» **REQUIREMENTS**: List the lines of this listing that hold the word "ICON".

* BEGIN TASK INPUTS *

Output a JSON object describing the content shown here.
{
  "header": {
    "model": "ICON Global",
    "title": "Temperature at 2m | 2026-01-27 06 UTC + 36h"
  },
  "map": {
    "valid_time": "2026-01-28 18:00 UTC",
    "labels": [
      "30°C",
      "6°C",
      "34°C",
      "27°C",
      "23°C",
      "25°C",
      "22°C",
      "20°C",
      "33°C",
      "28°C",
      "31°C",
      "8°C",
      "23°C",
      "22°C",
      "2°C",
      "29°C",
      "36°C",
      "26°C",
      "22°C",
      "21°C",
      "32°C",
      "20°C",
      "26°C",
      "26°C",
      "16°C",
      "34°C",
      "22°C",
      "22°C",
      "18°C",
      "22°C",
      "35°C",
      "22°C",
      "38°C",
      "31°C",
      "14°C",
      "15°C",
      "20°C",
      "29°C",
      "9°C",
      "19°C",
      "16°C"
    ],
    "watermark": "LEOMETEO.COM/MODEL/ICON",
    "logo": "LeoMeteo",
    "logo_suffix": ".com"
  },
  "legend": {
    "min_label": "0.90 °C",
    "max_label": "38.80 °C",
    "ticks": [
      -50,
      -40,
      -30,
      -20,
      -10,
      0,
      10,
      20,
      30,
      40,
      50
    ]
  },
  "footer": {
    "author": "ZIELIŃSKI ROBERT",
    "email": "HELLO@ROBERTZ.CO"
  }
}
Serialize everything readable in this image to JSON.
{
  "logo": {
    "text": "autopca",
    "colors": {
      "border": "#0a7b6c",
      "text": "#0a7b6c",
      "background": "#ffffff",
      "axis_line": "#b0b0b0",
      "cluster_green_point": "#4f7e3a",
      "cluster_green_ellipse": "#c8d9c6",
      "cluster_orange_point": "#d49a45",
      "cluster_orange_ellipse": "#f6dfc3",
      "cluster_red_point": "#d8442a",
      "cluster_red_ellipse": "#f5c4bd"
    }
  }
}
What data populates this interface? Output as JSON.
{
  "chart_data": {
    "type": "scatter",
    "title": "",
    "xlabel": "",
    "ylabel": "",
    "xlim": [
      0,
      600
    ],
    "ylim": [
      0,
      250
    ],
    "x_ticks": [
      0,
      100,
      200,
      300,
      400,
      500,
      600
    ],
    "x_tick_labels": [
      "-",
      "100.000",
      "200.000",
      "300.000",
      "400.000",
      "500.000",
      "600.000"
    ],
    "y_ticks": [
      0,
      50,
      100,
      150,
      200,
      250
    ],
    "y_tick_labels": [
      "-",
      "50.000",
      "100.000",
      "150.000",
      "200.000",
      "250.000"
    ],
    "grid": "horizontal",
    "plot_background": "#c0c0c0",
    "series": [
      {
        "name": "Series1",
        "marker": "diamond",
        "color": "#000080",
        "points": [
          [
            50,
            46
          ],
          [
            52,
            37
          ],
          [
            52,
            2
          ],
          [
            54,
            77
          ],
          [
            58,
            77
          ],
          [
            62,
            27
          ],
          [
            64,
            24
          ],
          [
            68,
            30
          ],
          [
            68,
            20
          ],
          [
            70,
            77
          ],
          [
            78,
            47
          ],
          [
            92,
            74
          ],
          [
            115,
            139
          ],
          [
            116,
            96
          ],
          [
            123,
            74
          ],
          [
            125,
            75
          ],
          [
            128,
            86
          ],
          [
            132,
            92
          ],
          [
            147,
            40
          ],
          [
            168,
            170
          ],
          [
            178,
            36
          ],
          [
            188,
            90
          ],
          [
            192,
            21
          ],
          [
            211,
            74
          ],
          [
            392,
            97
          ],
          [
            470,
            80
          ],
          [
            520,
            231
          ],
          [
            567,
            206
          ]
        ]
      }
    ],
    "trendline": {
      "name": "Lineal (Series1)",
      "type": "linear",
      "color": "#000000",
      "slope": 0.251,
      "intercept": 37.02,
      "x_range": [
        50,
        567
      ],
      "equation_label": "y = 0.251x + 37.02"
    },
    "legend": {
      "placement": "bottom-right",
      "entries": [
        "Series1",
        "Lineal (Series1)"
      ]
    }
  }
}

* END TASK INPUTS *

» **SOLUTION TO THIS EXERCISE**:
    "model": "ICON Global",
    "watermark": "LEOMETEO.COM/MODEL/ICON",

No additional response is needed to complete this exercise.